**Aim**
Of the lines listed below, how many contain the string "JSON"? Answer with the number alone.

** begin Data provided **

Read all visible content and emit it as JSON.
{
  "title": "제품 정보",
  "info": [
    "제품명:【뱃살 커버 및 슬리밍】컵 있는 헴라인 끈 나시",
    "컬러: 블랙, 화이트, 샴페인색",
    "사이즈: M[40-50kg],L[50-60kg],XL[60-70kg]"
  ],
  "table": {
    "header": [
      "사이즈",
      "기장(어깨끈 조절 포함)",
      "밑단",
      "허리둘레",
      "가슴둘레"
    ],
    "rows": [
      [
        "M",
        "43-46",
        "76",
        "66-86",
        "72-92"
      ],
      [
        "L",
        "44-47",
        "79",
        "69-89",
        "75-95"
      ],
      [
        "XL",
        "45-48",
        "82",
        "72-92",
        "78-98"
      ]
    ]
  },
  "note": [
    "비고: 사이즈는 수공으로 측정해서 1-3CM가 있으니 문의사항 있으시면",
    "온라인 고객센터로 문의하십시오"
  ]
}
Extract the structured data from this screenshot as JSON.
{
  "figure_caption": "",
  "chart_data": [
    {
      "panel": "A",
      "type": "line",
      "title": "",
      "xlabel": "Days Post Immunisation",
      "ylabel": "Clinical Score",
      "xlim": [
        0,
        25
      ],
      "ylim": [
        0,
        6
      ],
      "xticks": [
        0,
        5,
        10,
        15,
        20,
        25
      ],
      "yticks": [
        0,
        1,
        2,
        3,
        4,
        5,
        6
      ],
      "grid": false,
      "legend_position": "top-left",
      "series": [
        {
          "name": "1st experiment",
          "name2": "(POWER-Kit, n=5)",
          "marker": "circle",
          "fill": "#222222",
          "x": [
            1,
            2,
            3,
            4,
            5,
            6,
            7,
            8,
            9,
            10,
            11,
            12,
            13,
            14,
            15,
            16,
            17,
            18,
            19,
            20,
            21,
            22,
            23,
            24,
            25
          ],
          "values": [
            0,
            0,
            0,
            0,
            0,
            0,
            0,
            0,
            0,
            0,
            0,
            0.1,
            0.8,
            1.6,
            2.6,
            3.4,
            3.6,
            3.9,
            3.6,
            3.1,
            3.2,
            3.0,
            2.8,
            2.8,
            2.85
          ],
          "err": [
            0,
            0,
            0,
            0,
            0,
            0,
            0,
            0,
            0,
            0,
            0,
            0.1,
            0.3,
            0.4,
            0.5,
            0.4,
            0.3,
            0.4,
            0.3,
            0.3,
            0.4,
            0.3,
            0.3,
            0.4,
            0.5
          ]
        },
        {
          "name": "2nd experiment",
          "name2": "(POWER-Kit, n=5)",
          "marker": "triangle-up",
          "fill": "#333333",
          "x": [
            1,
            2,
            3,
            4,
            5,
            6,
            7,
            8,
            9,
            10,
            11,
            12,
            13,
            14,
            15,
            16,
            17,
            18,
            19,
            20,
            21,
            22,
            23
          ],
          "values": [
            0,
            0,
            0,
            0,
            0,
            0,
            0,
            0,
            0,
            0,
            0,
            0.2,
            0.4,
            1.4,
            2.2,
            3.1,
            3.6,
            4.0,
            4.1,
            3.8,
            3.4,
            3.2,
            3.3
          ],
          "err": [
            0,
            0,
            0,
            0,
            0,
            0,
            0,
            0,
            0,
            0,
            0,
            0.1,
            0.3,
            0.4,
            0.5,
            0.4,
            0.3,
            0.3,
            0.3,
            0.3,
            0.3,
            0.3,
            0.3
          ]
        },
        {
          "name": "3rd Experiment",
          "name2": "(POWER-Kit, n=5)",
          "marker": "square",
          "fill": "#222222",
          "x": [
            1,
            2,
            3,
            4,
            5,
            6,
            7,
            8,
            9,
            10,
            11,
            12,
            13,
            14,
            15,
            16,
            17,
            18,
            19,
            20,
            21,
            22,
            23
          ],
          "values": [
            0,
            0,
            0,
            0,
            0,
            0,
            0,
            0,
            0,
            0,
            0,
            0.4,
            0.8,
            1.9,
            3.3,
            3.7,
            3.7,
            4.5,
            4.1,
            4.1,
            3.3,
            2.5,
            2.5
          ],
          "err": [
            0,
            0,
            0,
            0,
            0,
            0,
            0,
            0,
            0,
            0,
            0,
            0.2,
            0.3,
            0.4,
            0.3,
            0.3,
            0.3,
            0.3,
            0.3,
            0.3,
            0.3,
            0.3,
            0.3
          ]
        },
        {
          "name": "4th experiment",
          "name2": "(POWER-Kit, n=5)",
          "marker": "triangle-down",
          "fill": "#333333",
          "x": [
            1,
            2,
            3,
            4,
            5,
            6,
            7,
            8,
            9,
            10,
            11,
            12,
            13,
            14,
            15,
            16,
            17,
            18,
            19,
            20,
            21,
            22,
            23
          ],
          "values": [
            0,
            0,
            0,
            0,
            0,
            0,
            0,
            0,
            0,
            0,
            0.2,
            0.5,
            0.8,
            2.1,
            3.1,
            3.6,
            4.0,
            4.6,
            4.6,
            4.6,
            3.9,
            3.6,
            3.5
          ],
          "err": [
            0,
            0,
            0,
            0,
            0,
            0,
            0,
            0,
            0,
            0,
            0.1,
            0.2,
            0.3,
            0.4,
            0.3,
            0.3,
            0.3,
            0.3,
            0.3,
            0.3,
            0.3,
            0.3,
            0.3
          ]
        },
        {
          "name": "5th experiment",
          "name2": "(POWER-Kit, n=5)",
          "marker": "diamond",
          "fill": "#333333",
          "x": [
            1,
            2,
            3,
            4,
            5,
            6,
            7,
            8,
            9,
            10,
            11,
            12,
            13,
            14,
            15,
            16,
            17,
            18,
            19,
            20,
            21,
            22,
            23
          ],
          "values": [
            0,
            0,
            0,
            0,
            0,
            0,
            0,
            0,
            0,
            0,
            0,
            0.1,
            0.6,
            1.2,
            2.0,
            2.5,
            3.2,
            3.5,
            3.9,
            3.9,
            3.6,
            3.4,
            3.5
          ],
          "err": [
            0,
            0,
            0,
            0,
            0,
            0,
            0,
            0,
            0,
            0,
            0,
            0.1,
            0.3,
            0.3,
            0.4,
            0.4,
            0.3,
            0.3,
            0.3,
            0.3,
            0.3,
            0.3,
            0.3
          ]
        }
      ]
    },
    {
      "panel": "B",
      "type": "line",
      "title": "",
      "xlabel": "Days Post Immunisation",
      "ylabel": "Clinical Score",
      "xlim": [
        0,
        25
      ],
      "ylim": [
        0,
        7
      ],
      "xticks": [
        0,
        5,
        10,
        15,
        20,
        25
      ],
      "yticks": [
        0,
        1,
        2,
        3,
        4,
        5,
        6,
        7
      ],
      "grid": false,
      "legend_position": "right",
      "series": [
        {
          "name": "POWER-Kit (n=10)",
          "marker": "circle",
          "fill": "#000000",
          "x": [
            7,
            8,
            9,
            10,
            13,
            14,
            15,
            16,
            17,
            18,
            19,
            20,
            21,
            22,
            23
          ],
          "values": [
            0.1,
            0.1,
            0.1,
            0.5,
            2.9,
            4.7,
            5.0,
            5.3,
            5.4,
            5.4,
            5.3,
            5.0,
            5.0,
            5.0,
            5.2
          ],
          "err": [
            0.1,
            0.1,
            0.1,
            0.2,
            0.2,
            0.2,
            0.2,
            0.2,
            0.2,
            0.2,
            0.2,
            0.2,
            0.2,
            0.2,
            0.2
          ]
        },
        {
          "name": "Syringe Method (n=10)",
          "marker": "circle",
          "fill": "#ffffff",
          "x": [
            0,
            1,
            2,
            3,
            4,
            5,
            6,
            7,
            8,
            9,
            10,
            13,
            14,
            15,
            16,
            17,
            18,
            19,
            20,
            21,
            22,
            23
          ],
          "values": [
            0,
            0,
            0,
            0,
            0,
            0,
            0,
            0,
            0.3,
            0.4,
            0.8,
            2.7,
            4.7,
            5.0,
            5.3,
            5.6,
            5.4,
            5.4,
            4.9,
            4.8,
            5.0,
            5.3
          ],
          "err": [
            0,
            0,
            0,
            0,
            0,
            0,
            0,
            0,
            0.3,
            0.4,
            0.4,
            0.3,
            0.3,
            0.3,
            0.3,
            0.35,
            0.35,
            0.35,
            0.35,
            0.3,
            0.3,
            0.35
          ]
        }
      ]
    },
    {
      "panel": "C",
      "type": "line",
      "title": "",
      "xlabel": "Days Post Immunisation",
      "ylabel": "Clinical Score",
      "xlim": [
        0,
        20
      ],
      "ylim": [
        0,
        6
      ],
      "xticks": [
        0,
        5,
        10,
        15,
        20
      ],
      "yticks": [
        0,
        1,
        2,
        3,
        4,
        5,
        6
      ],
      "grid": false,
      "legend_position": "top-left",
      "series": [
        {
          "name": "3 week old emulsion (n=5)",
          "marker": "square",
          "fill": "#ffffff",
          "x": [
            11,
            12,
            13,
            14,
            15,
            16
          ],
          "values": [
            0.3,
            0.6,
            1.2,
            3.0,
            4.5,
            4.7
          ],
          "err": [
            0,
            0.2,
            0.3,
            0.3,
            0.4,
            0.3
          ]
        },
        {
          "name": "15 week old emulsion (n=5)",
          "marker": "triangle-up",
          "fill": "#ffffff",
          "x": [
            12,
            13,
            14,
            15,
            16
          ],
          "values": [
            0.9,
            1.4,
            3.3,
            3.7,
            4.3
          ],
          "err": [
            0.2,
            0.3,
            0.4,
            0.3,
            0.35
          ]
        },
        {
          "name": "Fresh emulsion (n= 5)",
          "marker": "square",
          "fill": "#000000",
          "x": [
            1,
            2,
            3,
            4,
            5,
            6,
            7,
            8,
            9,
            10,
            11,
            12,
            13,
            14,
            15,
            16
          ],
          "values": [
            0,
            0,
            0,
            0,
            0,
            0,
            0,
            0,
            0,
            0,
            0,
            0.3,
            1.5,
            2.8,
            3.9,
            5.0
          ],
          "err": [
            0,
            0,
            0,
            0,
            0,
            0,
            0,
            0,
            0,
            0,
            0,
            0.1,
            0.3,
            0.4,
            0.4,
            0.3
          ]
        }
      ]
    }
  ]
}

** end Data provided **

**Output for this task**
2